INPUT MATERIAL
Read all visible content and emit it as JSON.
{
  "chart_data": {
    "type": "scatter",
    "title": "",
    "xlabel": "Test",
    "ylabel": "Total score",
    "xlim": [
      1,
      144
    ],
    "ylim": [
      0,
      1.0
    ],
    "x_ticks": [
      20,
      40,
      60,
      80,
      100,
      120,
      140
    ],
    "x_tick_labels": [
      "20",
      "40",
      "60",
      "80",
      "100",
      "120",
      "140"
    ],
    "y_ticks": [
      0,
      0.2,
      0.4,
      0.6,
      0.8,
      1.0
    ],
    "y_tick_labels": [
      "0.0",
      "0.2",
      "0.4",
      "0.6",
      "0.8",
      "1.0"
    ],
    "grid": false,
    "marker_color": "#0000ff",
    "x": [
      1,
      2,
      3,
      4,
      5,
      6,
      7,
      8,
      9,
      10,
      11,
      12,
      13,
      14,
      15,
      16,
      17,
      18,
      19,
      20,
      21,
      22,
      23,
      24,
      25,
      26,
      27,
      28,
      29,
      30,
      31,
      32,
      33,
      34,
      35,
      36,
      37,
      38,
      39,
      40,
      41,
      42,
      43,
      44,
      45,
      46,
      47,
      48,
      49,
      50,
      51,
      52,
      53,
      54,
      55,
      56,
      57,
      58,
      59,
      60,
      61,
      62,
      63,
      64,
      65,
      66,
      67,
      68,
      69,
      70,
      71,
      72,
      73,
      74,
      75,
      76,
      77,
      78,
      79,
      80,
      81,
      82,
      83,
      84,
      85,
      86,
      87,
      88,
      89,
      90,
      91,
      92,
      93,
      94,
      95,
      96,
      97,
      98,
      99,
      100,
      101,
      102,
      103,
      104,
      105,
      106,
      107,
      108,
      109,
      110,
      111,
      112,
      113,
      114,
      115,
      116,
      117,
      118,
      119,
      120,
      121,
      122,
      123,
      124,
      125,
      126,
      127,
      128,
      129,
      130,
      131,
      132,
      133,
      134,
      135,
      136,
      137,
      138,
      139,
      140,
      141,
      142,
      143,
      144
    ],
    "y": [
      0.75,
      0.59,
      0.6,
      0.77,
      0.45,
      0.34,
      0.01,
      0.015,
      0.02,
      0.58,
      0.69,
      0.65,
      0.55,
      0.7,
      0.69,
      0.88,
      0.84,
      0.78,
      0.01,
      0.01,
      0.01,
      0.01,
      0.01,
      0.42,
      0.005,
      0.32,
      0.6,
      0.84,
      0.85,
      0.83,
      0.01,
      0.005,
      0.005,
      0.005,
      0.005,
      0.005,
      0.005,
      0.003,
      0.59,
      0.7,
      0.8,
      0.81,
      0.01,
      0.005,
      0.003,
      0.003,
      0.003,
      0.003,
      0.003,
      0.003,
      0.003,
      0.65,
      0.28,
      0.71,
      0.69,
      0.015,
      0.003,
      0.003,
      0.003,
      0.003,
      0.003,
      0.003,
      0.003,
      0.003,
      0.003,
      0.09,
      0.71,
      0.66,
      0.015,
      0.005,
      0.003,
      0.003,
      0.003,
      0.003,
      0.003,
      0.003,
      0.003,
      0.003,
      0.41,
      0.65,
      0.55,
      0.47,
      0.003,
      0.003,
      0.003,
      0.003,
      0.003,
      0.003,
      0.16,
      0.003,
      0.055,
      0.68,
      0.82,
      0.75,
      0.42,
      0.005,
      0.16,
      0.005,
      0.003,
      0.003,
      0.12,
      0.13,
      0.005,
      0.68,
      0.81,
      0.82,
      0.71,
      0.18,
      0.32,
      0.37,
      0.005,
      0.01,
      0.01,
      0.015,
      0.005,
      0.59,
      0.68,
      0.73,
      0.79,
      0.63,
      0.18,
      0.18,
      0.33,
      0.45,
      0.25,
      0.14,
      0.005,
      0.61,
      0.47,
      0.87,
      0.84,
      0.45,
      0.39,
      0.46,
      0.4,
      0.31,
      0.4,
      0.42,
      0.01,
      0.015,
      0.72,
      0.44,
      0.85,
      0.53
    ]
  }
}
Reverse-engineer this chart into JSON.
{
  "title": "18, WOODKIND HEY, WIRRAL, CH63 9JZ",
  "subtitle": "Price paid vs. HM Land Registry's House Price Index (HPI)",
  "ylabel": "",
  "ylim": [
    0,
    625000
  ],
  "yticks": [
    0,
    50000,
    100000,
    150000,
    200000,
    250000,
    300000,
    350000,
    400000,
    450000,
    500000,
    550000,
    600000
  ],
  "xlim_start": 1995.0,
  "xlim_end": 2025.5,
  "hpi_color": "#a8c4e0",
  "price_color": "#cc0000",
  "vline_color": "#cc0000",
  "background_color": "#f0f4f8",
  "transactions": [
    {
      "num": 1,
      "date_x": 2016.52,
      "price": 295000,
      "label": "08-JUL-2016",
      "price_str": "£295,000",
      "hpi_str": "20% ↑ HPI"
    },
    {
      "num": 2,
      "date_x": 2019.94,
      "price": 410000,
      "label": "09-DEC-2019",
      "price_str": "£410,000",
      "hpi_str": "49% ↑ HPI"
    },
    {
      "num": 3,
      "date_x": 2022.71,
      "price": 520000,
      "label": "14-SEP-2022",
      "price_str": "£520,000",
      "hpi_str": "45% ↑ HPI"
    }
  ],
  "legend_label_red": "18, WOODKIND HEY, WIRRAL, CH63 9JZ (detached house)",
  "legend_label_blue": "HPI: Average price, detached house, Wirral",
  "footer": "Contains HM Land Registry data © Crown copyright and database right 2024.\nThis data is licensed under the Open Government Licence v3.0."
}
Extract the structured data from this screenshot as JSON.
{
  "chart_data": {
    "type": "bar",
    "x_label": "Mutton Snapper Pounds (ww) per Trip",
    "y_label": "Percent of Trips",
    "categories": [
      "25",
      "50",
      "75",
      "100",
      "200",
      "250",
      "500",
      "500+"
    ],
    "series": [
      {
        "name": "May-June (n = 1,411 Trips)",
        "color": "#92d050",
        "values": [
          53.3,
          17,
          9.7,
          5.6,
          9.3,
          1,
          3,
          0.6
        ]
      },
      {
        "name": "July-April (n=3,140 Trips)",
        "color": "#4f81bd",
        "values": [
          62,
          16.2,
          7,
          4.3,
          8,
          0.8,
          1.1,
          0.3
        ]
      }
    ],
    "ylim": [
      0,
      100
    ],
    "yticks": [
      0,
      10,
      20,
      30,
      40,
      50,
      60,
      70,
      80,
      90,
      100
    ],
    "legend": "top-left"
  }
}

TASK TO COMPLETE
Extract each line from the listing above, please, and repeat it exactly.

EXERCISE RESULT
Read all visible content and emit it as JSON.
{
  "chart_data": {
    "type": "scatter",
    "title": "",
    "xlabel": "Test",
    "ylabel": "Total score",
    "xlim": [
      1,
      144
    ],
    "ylim": [
      0,
      1.0
    ],
    "x_ticks": [
      20,
      40,
      60,
      80,
      100,
      120,
      140
    ],
    "x_tick_labels": [
      "20",
      "40",
      "60",
      "80",
      "100",
      "120",
      "140"
    ],
    "y_ticks": [
      0,
      0.2,
      0.4,
      0.6,
      0.8,
      1.0
    ],
    "y_tick_labels": [
      "0.0",
      "0.2",
      "0.4",
      "0.6",
      "0.8",
      "1.0"
    ],
    "grid": false,
    "marker_color": "#0000ff",
    "x": [
      1,
      2,
      3,
      4,
      5,
      6,
      7,
      8,
      9,
      10,
      11,
      12,
      13,
      14,
      15,
      16,
      17,
      18,
      19,
      20,
      21,
      22,
      23,
      24,
      25,
      26,
      27,
      28,
      29,
      30,
      31,
      32,
      33,
      34,
      35,
      36,
      37,
      38,
      39,
      40,
      41,
      42,
      43,
      44,
      45,
      46,
      47,
      48,
      49,
      50,
      51,
      52,
      53,
      54,
      55,
      56,
      57,
      58,
      59,
      60,
      61,
      62,
      63,
      64,
      65,
      66,
      67,
      68,
      69,
      70,
      71,
      72,
      73,
      74,
      75,
      76,
      77,
      78,
      79,
      80,
      81,
      82,
      83,
      84,
      85,
      86,
      87,
      88,
      89,
      90,
      91,
      92,
      93,
      94,
      95,
      96,
      97,
      98,
      99,
      100,
      101,
      102,
      103,
      104,
      105,
      106,
      107,
      108,
      109,
      110,
      111,
      112,
      113,
      114,
      115,
      116,
      117,
      118,
      119,
      120,
      121,
      122,
      123,
      124,
      125,
      126,
      127,
      128,
      129,
      130,
      131,
      132,
      133,
      134,
      135,
      136,
      137,
      138,
      139,
      140,
      141,
      142,
      143,
      144
    ],
    "y": [
      0.75,
      0.59,
      0.6,
      0.77,
      0.45,
      0.34,
      0.01,
      0.015,
      0.02,
      0.58,
      0.69,
      0.65,
      0.55,
      0.7,
      0.69,
      0.88,
      0.84,
      0.78,
      0.01,
      0.01,
      0.01,
      0.01,
      0.01,
      0.42,
      0.005,
      0.32,
      0.6,
      0.84,
      0.85,
      0.83,
      0.01,
      0.005,
      0.005,
      0.005,
      0.005,
      0.005,
      0.005,
      0.003,
      0.59,
      0.7,
      0.8,
      0.81,
      0.01,
      0.005,
      0.003,
      0.003,
      0.003,
      0.003,
      0.003,
      0.003,
      0.003,
      0.65,
      0.28,
      0.71,
      0.69,
      0.015,
      0.003,
      0.003,
      0.003,
      0.003,
      0.003,
      0.003,
      0.003,
      0.003,
      0.003,
      0.09,
      0.71,
      0.66,
      0.015,
      0.005,
      0.003,
      0.003,
      0.003,
      0.003,
      0.003,
      0.003,
      0.003,
      0.003,
      0.41,
      0.65,
      0.55,
      0.47,
      0.003,
      0.003,
      0.003,
      0.003,
      0.003,
      0.003,
      0.16,
      0.003,
      0.055,
      0.68,
      0.82,
      0.75,
      0.42,
      0.005,
      0.16,
      0.005,
      0.003,
      0.003,
      0.12,
      0.13,
      0.005,
      0.68,
      0.81,
      0.82,
      0.71,
      0.18,
      0.32,
      0.37,
      0.005,
      0.01,
      0.01,
      0.015,
      0.005,
      0.59,
      0.68,
      0.73,
      0.79,
      0.63,
      0.18,
      0.18,
      0.33,
      0.45,
      0.25,
      0.14,
      0.005,
      0.61,
      0.47,
      0.87,
      0.84,
      0.45,
      0.39,
      0.46,
      0.4,
      0.31,
      0.4,
      0.42,
      0.01,
      0.015,
      0.72,
      0.44,
      0.85,
      0.53
    ]
  }
}
Reverse-engineer this chart into JSON.
{
  "title": "18, WOODKIND HEY, WIRRAL, CH63 9JZ",
  "subtitle": "Price paid vs. HM Land Registry's House Price Index (HPI)",
  "ylabel": "",
  "ylim": [
    0,
    625000
  ],
  "yticks": [
    0,
    50000,
    100000,
    150000,
    200000,
    250000,
    300000,
    350000,
    400000,
    450000,
    500000,
    550000,
    600000
  ],
  "xlim_start": 1995.0,
  "xlim_end": 2025.5,
  "hpi_color": "#a8c4e0",
  "price_color": "#cc0000",
  "vline_color": "#cc0000",
  "background_color": "#f0f4f8",
  "transactions": [
    {
      "num": 1,
      "date_x": 2016.52,
      "price": 295000,
      "label": "08-JUL-2016",
      "price_str": "£295,000",
      "hpi_str": "20% ↑ HPI"
    },
    {
      "num": 2,
      "date_x": 2019.94,
      "price": 410000,
      "label": "09-DEC-2019",
      "price_str": "£410,000",
      "hpi_str": "49% ↑ HPI"
    },
    {
      "num": 3,
      "date_x": 2022.71,
      "price": 520000,
      "label": "14-SEP-2022",
      "price_str": "£520,000",
      "hpi_str": "45% ↑ HPI"
    }
  ],
  "legend_label_red": "18, WOODKIND HEY, WIRRAL, CH63 9JZ (detached house)",
  "legend_label_blue": "HPI: Average price, detached house, Wirral",
  "footer": "Contains HM Land Registry data © Crown copyright and database right 2024.\nThis data is licensed under the Open Government Licence v3.0."
}
Extract the structured data from this screenshot as JSON.
{
  "chart_data": {
    "type": "bar",
    "x_label": "Mutton Snapper Pounds (ww) per Trip",
    "y_label": "Percent of Trips",
    "categories": [
      "25",
      "50",
      "75",
      "100",
      "200",
      "250",
      "500",
      "500+"
    ],
    "series": [
      {
        "name": "May-June (n = 1,411 Trips)",
        "color": "#92d050",
        "values": [
          53.3,
          17,
          9.7,
          5.6,
          9.3,
          1,
          3,
          0.6
        ]
      },
      {
        "name": "July-April (n=3,140 Trips)",
        "color": "#4f81bd",
        "values": [
          62,
          16.2,
          7,
          4.3,
          8,
          0.8,
          1.1,
          0.3
        ]
      }
    ],
    "ylim": [
      0,
      100
    ],
    "yticks": [
      0,
      10,
      20,
      30,
      40,
      50,
      60,
      70,
      80,
      90,
      100
    ],
    "legend": "top-left"
  }
}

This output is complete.